# TASK PROMPT
Retype all of the entries word for word.

# RECORDS SHOWN
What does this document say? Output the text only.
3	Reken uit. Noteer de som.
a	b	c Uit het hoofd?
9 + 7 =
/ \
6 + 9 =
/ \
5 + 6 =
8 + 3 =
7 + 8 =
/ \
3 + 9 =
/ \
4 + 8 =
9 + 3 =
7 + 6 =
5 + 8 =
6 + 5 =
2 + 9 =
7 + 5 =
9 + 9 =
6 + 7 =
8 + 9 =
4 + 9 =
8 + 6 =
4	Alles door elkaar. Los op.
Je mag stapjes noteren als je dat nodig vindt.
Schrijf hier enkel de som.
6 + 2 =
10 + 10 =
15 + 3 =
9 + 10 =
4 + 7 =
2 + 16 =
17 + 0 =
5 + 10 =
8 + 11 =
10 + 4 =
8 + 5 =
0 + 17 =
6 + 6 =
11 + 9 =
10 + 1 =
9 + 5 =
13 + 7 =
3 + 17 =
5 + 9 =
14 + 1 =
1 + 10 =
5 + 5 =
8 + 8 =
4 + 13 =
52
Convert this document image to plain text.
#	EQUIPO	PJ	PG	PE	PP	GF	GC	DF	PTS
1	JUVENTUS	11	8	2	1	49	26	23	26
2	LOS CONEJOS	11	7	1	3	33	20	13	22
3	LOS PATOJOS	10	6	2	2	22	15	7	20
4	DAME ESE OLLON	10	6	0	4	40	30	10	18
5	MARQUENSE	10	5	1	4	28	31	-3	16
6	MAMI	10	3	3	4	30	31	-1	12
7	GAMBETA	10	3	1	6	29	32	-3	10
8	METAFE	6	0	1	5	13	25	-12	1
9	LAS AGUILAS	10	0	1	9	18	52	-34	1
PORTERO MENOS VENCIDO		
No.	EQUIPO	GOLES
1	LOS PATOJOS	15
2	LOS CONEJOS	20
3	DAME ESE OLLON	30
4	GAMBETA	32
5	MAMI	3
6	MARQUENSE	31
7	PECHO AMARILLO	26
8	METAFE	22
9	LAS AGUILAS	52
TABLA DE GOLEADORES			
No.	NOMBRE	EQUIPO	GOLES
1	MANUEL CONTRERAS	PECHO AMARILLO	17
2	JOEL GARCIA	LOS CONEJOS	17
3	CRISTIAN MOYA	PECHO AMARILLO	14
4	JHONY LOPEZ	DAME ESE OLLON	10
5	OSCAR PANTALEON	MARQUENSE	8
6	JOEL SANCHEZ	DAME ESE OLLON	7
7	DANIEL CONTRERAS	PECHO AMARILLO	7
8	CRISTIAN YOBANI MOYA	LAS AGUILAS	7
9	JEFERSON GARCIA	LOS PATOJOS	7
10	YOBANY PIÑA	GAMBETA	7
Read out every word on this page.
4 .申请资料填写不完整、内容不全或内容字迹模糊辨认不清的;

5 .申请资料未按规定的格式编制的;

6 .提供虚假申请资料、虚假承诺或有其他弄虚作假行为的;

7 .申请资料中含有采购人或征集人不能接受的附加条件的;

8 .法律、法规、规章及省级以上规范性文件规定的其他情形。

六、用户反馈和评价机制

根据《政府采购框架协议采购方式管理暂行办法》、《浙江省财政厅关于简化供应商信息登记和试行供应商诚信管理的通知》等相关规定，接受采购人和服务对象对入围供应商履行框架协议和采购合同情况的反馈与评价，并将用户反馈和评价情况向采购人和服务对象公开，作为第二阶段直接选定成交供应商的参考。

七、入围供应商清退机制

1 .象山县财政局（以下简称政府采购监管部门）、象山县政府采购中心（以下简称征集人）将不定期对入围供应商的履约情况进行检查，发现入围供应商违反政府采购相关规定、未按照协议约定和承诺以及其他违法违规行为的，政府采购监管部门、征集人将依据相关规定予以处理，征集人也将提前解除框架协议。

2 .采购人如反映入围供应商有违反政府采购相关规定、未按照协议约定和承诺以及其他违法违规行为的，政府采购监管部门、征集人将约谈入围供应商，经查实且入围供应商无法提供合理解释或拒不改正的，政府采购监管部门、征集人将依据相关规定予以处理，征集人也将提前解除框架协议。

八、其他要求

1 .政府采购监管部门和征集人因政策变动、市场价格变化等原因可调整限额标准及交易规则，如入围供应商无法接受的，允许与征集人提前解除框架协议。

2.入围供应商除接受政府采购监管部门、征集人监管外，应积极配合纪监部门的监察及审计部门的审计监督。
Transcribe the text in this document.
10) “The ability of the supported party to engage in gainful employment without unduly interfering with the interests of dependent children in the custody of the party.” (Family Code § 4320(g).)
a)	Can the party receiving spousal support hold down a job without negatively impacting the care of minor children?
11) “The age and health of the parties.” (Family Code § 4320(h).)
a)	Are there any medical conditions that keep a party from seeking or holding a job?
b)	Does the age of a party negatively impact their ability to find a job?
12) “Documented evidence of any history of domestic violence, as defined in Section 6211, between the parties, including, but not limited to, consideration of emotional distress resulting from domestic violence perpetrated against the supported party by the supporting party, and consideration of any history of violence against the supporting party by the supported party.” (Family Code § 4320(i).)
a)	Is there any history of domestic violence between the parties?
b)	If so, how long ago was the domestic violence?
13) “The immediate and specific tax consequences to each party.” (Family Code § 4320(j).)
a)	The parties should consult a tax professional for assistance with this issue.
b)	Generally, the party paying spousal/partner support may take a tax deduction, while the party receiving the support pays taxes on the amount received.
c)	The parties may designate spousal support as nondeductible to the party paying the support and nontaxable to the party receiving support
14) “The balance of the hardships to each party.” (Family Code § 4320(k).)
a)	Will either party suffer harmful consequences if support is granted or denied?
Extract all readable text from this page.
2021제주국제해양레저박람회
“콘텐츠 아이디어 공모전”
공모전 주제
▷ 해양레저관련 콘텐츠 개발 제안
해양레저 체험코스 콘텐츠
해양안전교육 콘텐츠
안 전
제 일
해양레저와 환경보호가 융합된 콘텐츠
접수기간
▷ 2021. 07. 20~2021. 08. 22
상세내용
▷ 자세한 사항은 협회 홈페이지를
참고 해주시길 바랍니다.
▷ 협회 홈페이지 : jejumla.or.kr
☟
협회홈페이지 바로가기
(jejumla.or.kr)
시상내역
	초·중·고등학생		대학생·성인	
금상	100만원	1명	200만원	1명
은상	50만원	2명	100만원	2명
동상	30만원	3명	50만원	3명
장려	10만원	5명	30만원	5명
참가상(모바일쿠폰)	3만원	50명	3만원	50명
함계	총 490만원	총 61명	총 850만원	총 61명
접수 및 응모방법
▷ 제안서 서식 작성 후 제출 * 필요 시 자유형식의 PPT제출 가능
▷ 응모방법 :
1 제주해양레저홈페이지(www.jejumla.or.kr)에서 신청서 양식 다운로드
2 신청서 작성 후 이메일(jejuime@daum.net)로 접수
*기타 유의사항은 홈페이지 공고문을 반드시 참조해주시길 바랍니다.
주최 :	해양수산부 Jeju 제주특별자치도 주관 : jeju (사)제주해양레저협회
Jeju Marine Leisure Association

# THE ANSWER
What does this document say? Output the text only.
3	Reken uit. Noteer de som.
a	b	c Uit het hoofd?
9 + 7 =
/ \
6 + 9 =
/ \
5 + 6 =
8 + 3 =
7 + 8 =
/ \
3 + 9 =
/ \
4 + 8 =
9 + 3 =
7 + 6 =
5 + 8 =
6 + 5 =
2 + 9 =
7 + 5 =
9 + 9 =
6 + 7 =
8 + 9 =
4 + 9 =
8 + 6 =
4	Alles door elkaar. Los op.
Je mag stapjes noteren als je dat nodig vindt.
Schrijf hier enkel de som.
6 + 2 =
10 + 10 =
15 + 3 =
9 + 10 =
4 + 7 =
2 + 16 =
17 + 0 =
5 + 10 =
8 + 11 =
10 + 4 =
8 + 5 =
0 + 17 =
6 + 6 =
11 + 9 =
10 + 1 =
9 + 5 =
13 + 7 =
3 + 17 =
5 + 9 =
14 + 1 =
1 + 10 =
5 + 5 =
8 + 8 =
4 + 13 =
52
Convert this document image to plain text.
#	EQUIPO	PJ	PG	PE	PP	GF	GC	DF	PTS
1	JUVENTUS	11	8	2	1	49	26	23	26
2	LOS CONEJOS	11	7	1	3	33	20	13	22
3	LOS PATOJOS	10	6	2	2	22	15	7	20
4	DAME ESE OLLON	10	6	0	4	40	30	10	18
5	MARQUENSE	10	5	1	4	28	31	-3	16
6	MAMI	10	3	3	4	30	31	-1	12
7	GAMBETA	10	3	1	6	29	32	-3	10
8	METAFE	6	0	1	5	13	25	-12	1
9	LAS AGUILAS	10	0	1	9	18	52	-34	1
PORTERO MENOS VENCIDO		
No.	EQUIPO	GOLES
1	LOS PATOJOS	15
2	LOS CONEJOS	20
3	DAME ESE OLLON	30
4	GAMBETA	32
5	MAMI	3
6	MARQUENSE	31
7	PECHO AMARILLO	26
8	METAFE	22
9	LAS AGUILAS	52
TABLA DE GOLEADORES			
No.	NOMBRE	EQUIPO	GOLES
1	MANUEL CONTRERAS	PECHO AMARILLO	17
2	JOEL GARCIA	LOS CONEJOS	17
3	CRISTIAN MOYA	PECHO AMARILLO	14
4	JHONY LOPEZ	DAME ESE OLLON	10
5	OSCAR PANTALEON	MARQUENSE	8
6	JOEL SANCHEZ	DAME ESE OLLON	7
7	DANIEL CONTRERAS	PECHO AMARILLO	7
8	CRISTIAN YOBANI MOYA	LAS AGUILAS	7
9	JEFERSON GARCIA	LOS PATOJOS	7
10	YOBANY PIÑA	GAMBETA	7
Read out every word on this page.
4 .申请资料填写不完整、内容不全或内容字迹模糊辨认不清的;

5 .申请资料未按规定的格式编制的;

6 .提供虚假申请资料、虚假承诺或有其他弄虚作假行为的;

7 .申请资料中含有采购人或征集人不能接受的附加条件的;

8 .法律、法规、规章及省级以上规范性文件规定的其他情形。

六、用户反馈和评价机制

根据《政府采购框架协议采购方式管理暂行办法》、《浙江省财政厅关于简化供应商信息登记和试行供应商诚信管理的通知》等相关规定，接受采购人和服务对象对入围供应商履行框架协议和采购合同情况的反馈与评价，并将用户反馈和评价情况向采购人和服务对象公开，作为第二阶段直接选定成交供应商的参考。

七、入围供应商清退机制

1 .象山县财政局（以下简称政府采购监管部门）、象山县政府采购中心（以下简称征集人）将不定期对入围供应商的履约情况进行检查，发现入围供应商违反政府采购相关规定、未按照协议约定和承诺以及其他违法违规行为的，政府采购监管部门、征集人将依据相关规定予以处理，征集人也将提前解除框架协议。

2 .采购人如反映入围供应商有违反政府采购相关规定、未按照协议约定和承诺以及其他违法违规行为的，政府采购监管部门、征集人将约谈入围供应商，经查实且入围供应商无法提供合理解释或拒不改正的，政府采购监管部门、征集人将依据相关规定予以处理，征集人也将提前解除框架协议。

八、其他要求

1 .政府采购监管部门和征集人因政策变动、市场价格变化等原因可调整限额标准及交易规则，如入围供应商无法接受的，允许与征集人提前解除框架协议。

2.入围供应商除接受政府采购监管部门、征集人监管外，应积极配合纪监部门的监察及审计部门的审计监督。
Transcribe the text in this document.
10) “The ability of the supported party to engage in gainful employment without unduly interfering with the interests of dependent children in the custody of the party.” (Family Code § 4320(g).)
a)	Can the party receiving spousal support hold down a job without negatively impacting the care of minor children?
11) “The age and health of the parties.” (Family Code § 4320(h).)
a)	Are there any medical conditions that keep a party from seeking or holding a job?
b)	Does the age of a party negatively impact their ability to find a job?
12) “Documented evidence of any history of domestic violence, as defined in Section 6211, between the parties, including, but not limited to, consideration of emotional distress resulting from domestic violence perpetrated against the supported party by the supporting party, and consideration of any history of violence against the supporting party by the supported party.” (Family Code § 4320(i).)
a)	Is there any history of domestic violence between the parties?
b)	If so, how long ago was the domestic violence?
13) “The immediate and specific tax consequences to each party.” (Family Code § 4320(j).)
a)	The parties should consult a tax professional for assistance with this issue.
b)	Generally, the party paying spousal/partner support may take a tax deduction, while the party receiving the support pays taxes on the amount received.
c)	The parties may designate spousal support as nondeductible to the party paying the support and nontaxable to the party receiving support
14) “The balance of the hardships to each party.” (Family Code § 4320(k).)
a)	Will either party suffer harmful consequences if support is granted or denied?
Extract all readable text from this page.
2021제주국제해양레저박람회
“콘텐츠 아이디어 공모전”
공모전 주제
▷ 해양레저관련 콘텐츠 개발 제안
해양레저 체험코스 콘텐츠
해양안전교육 콘텐츠
안 전
제 일
해양레저와 환경보호가 융합된 콘텐츠
접수기간
▷ 2021. 07. 20~2021. 08. 22
상세내용
▷ 자세한 사항은 협회 홈페이지를
참고 해주시길 바랍니다.
▷ 협회 홈페이지 : jejumla.or.kr
☟
협회홈페이지 바로가기
(jejumla.or.kr)
시상내역
	초·중·고등학생		대학생·성인	
금상	100만원	1명	200만원	1명
은상	50만원	2명	100만원	2명
동상	30만원	3명	50만원	3명
장려	10만원	5명	30만원	5명
참가상(모바일쿠폰)	3만원	50명	3만원	50명
함계	총 490만원	총 61명	총 850만원	총 61명
접수 및 응모방법
▷ 제안서 서식 작성 후 제출 * 필요 시 자유형식의 PPT제출 가능
▷ 응모방법 :
1 제주해양레저홈페이지(www.jejumla.or.kr)에서 신청서 양식 다운로드
2 신청서 작성 후 이메일(jejuime@daum.net)로 접수
*기타 유의사항은 홈페이지 공고문을 반드시 참조해주시길 바랍니다.
주최 :	해양수산부 Jeju 제주특별자치도 주관 : jeju (사)제주해양레저협회
Jeju Marine Leisure Association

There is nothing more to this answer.